* [SHORT PROBLEM] Output every line of the records below verbatim, omitting the pictures.

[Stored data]
====================

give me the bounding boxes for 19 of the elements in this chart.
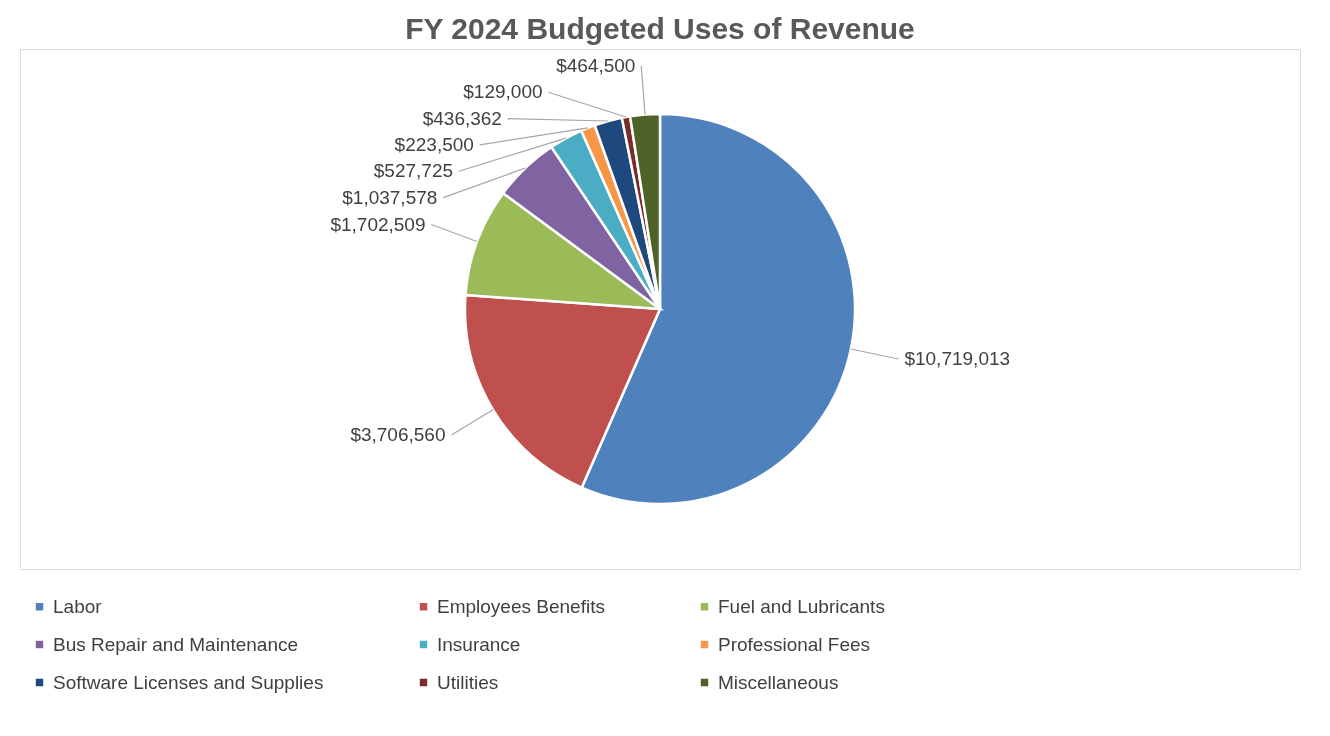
legend-label: Software Licenses and Supplies	[53, 671, 324, 693]
data-label: $464,500	[556, 54, 636, 76]
legend-label: Employees Benefits	[437, 595, 605, 617]
data-label: $10,719,013	[904, 347, 1011, 369]
legend-label: Miscellaneous	[718, 671, 839, 693]
legend-label: Insurance	[437, 633, 521, 655]
legend-label: Fuel and Lubricants	[718, 595, 885, 617]
data-label: $129,000	[463, 81, 543, 103]
data-label: $223,500	[394, 133, 474, 155]
data-label: $527,725	[373, 160, 454, 182]
legend-label: Bus Repair and Maintenance	[53, 633, 299, 655]
chart-title: FY 2024 Budgeted Uses of Revenue	[405, 12, 915, 45]
legend-label: Professional Fees	[718, 633, 871, 655]
data-label: $1,037,578	[342, 186, 438, 208]
data-label: $1,702,509	[330, 213, 426, 235]
data-label: $436,362	[422, 107, 502, 129]
legend-label: Labor	[53, 595, 103, 617]
data-label: $3,706,560	[350, 423, 446, 445]
legend-label: Utilities	[437, 671, 499, 693]
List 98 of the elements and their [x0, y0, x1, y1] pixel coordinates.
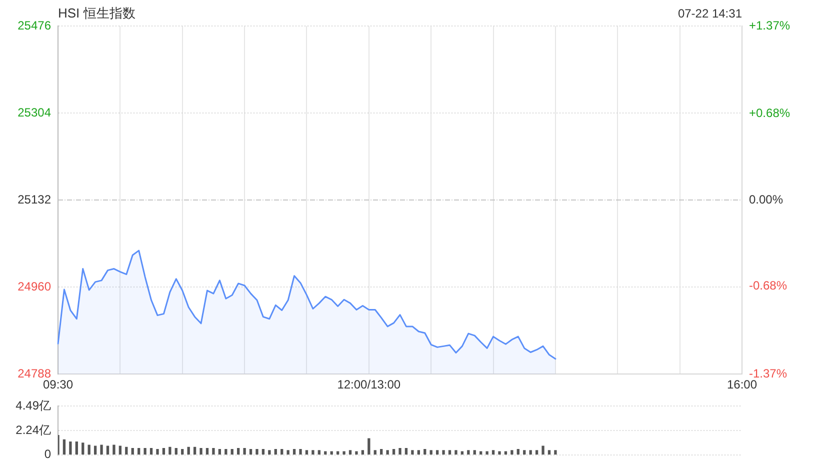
bar — [88, 444, 90, 455]
bar — [62, 439, 66, 455]
bar — [330, 451, 333, 455]
bar — [144, 448, 146, 455]
bar — [200, 448, 202, 455]
bar — [112, 444, 116, 455]
bar — [312, 450, 314, 455]
bar — [305, 450, 308, 455]
bar — [467, 450, 470, 455]
bar — [411, 450, 414, 455]
bar — [510, 450, 514, 455]
bar — [348, 450, 352, 455]
bar — [523, 450, 526, 455]
y2-tick-label: 0.00% — [749, 192, 784, 206]
bar — [398, 448, 402, 455]
bar — [230, 449, 234, 455]
y-tick-label: 2.24亿 — [16, 422, 51, 437]
bar — [286, 450, 290, 455]
y2-tick-label: +0.68% — [749, 106, 790, 120]
bar — [125, 446, 128, 455]
y2-tick-label: -0.68% — [749, 278, 788, 293]
bar — [274, 449, 277, 455]
y-tick-label: 24960 — [18, 279, 52, 294]
y-tick-label: 0 — [44, 447, 52, 462]
y-tick-label: 25304 — [18, 105, 52, 120]
bar — [299, 449, 302, 455]
bar — [156, 449, 159, 455]
bar — [237, 448, 240, 455]
bar — [212, 448, 215, 455]
bar — [535, 450, 538, 455]
bar — [249, 449, 252, 455]
bar — [131, 448, 134, 455]
bar — [554, 450, 557, 455]
bar — [529, 450, 532, 455]
bar — [336, 451, 340, 455]
bar — [368, 438, 370, 455]
y-tick-label: 25132 — [18, 192, 52, 206]
bar — [460, 451, 464, 455]
bar — [268, 450, 271, 455]
bar — [181, 449, 184, 455]
bar — [94, 446, 97, 455]
bar — [386, 450, 389, 455]
bar — [404, 448, 408, 455]
chart-title: HSI 恒生指数 — [58, 6, 136, 21]
bar — [162, 448, 166, 455]
y-tick-label: 25476 — [18, 18, 52, 32]
bar — [542, 446, 544, 455]
bar — [480, 451, 482, 455]
bar — [69, 441, 72, 455]
bar — [224, 449, 228, 455]
bar — [292, 449, 296, 455]
y2-tick-label: -1.37% — [749, 366, 788, 380]
bar — [168, 446, 172, 455]
bar — [424, 449, 426, 455]
bar — [187, 446, 190, 455]
bar — [342, 451, 346, 455]
bar — [318, 450, 320, 455]
bar — [454, 450, 458, 455]
bar — [118, 446, 122, 455]
bar — [193, 446, 196, 455]
bar — [355, 451, 358, 455]
y-tick-label: 4.49亿 — [16, 398, 51, 413]
bar — [280, 449, 284, 455]
bar — [548, 450, 551, 455]
bar — [324, 451, 327, 455]
bar — [473, 450, 476, 455]
bar — [380, 449, 383, 455]
y2-tick-label: +1.37% — [749, 18, 790, 32]
bar — [374, 450, 376, 455]
bar — [448, 450, 452, 455]
bar — [138, 448, 140, 455]
bar — [392, 449, 396, 455]
bar — [486, 451, 488, 455]
bar — [417, 450, 420, 455]
text: 07-22 14:31 — [678, 6, 742, 20]
bar — [150, 448, 153, 455]
bar — [436, 450, 439, 455]
bar — [430, 450, 432, 455]
bar — [100, 444, 103, 455]
bar — [516, 449, 520, 455]
x-tick-label: 09:30 — [42, 378, 74, 392]
bar — [82, 442, 84, 455]
bar — [243, 448, 246, 455]
bar — [492, 450, 495, 455]
bar — [442, 450, 445, 455]
bar — [206, 448, 209, 455]
bar — [262, 449, 265, 455]
bar — [256, 449, 258, 455]
bar — [504, 451, 508, 455]
y-tick-label: 24788 — [18, 366, 52, 380]
bar — [361, 450, 364, 455]
bar — [218, 449, 222, 455]
x-tick-label: 12:00/13:00 — [337, 378, 401, 392]
bar — [106, 446, 110, 455]
bar — [498, 451, 501, 455]
x-tick-label: 16:00 — [726, 378, 758, 392]
bar — [75, 441, 78, 455]
bar — [174, 448, 178, 455]
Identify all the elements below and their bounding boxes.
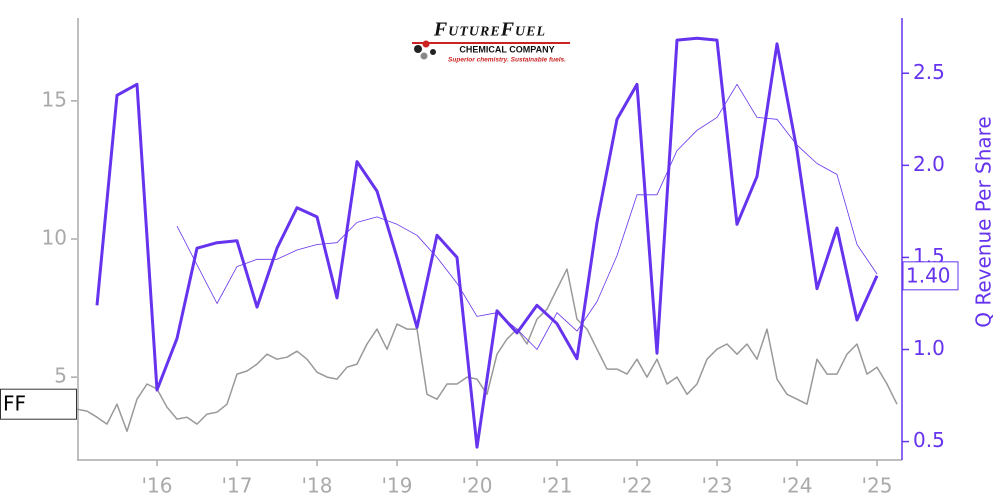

====================

* [RESULT]
give me the bounding boxes for 19 of the elements in this chart.
legend-label: Software Licenses and Supplies	[53, 671, 324, 693]
data-label: $464,500	[556, 54, 636, 76]
legend-label: Employees Benefits	[437, 595, 605, 617]
data-label: $10,719,013	[904, 347, 1011, 369]
legend-label: Miscellaneous	[718, 671, 839, 693]
legend-label: Insurance	[437, 633, 521, 655]
legend-label: Fuel and Lubricants	[718, 595, 885, 617]
data-label: $129,000	[463, 81, 543, 103]
data-label: $223,500	[394, 133, 474, 155]
data-label: $527,725	[373, 160, 454, 182]
legend-label: Bus Repair and Maintenance	[53, 633, 299, 655]
chart-title: FY 2024 Budgeted Uses of Revenue	[405, 12, 915, 45]
legend-label: Professional Fees	[718, 633, 871, 655]
data-label: $1,037,578	[342, 186, 438, 208]
data-label: $1,702,509	[330, 213, 426, 235]
data-label: $436,362	[422, 107, 502, 129]
legend-label: Labor	[53, 595, 103, 617]
data-label: $3,706,560	[350, 423, 446, 445]
legend-label: Utilities	[437, 671, 499, 693]
List 98 of the elements and their [x0, y0, x1, y1] pixel coordinates.
bar — [88, 444, 90, 455]
bar — [62, 439, 66, 455]
bar — [330, 451, 333, 455]
bar — [144, 448, 146, 455]
bar — [200, 448, 202, 455]
bar — [112, 444, 116, 455]
bar — [312, 450, 314, 455]
bar — [305, 450, 308, 455]
bar — [467, 450, 470, 455]
bar — [411, 450, 414, 455]
bar — [510, 450, 514, 455]
bar — [348, 450, 352, 455]
bar — [523, 450, 526, 455]
y2-tick-label: 0.00% — [749, 192, 784, 206]
bar — [398, 448, 402, 455]
bar — [230, 449, 234, 455]
y-tick-label: 2.24亿 — [16, 422, 51, 437]
bar — [286, 450, 290, 455]
y2-tick-label: +0.68% — [749, 106, 790, 120]
bar — [125, 446, 128, 455]
y2-tick-label: -0.68% — [749, 278, 788, 293]
bar — [274, 449, 277, 455]
y-tick-label: 24960 — [18, 279, 52, 294]
y-tick-label: 0 — [44, 447, 52, 462]
y-tick-label: 25304 — [18, 105, 52, 120]
bar — [299, 449, 302, 455]
bar — [156, 449, 159, 455]
bar — [237, 448, 240, 455]
bar — [212, 448, 215, 455]
bar — [535, 450, 538, 455]
bar — [249, 449, 252, 455]
bar — [131, 448, 134, 455]
bar — [554, 450, 557, 455]
bar — [529, 450, 532, 455]
bar — [336, 451, 340, 455]
bar — [368, 438, 370, 455]
y-tick-label: 25132 — [18, 192, 52, 206]
bar — [460, 451, 464, 455]
bar — [268, 450, 271, 455]
bar — [181, 449, 184, 455]
bar — [94, 446, 97, 455]
bar — [386, 450, 389, 455]
bar — [404, 448, 408, 455]
chart-title: HSI 恒生指数 — [58, 6, 136, 21]
bar — [162, 448, 166, 455]
y-tick-label: 25476 — [18, 18, 52, 32]
bar — [542, 446, 544, 455]
bar — [480, 451, 482, 455]
bar — [69, 441, 72, 455]
bar — [224, 449, 228, 455]
bar — [292, 449, 296, 455]
y2-tick-label: -1.37% — [749, 366, 788, 380]
bar — [168, 446, 172, 455]
bar — [424, 449, 426, 455]
bar — [187, 446, 190, 455]
bar — [342, 451, 346, 455]
bar — [318, 450, 320, 455]
bar — [454, 450, 458, 455]
bar — [118, 446, 122, 455]
bar — [193, 446, 196, 455]
bar — [355, 451, 358, 455]
y-tick-label: 4.49亿 — [16, 398, 51, 413]
bar — [280, 449, 284, 455]
bar — [548, 450, 551, 455]
bar — [324, 451, 327, 455]
bar — [473, 450, 476, 455]
bar — [380, 449, 383, 455]
y2-tick-label: +1.37% — [749, 18, 790, 32]
bar — [374, 450, 376, 455]
bar — [448, 450, 452, 455]
bar — [138, 448, 140, 455]
bar — [392, 449, 396, 455]
bar — [486, 451, 488, 455]
bar — [417, 450, 420, 455]
text: 07-22 14:31 — [678, 6, 742, 20]
bar — [150, 448, 153, 455]
bar — [436, 450, 439, 455]
bar — [430, 450, 432, 455]
bar — [100, 444, 103, 455]
bar — [516, 449, 520, 455]
x-tick-label: 09:30 — [42, 378, 74, 392]
bar — [82, 442, 84, 455]
bar — [243, 448, 246, 455]
bar — [492, 450, 495, 455]
bar — [442, 450, 445, 455]
bar — [206, 448, 209, 455]
bar — [262, 449, 265, 455]
bar — [256, 449, 258, 455]
bar — [504, 451, 508, 455]
y-tick-label: 24788 — [18, 366, 52, 380]
bar — [361, 450, 364, 455]
bar — [218, 449, 222, 455]
x-tick-label: 12:00/13:00 — [337, 378, 401, 392]
bar — [106, 446, 110, 455]
bar — [498, 451, 501, 455]
x-tick-label: 16:00 — [726, 378, 758, 392]
bar — [75, 441, 78, 455]
bar — [174, 448, 178, 455]
Identify all the elements below and their bounding boxes.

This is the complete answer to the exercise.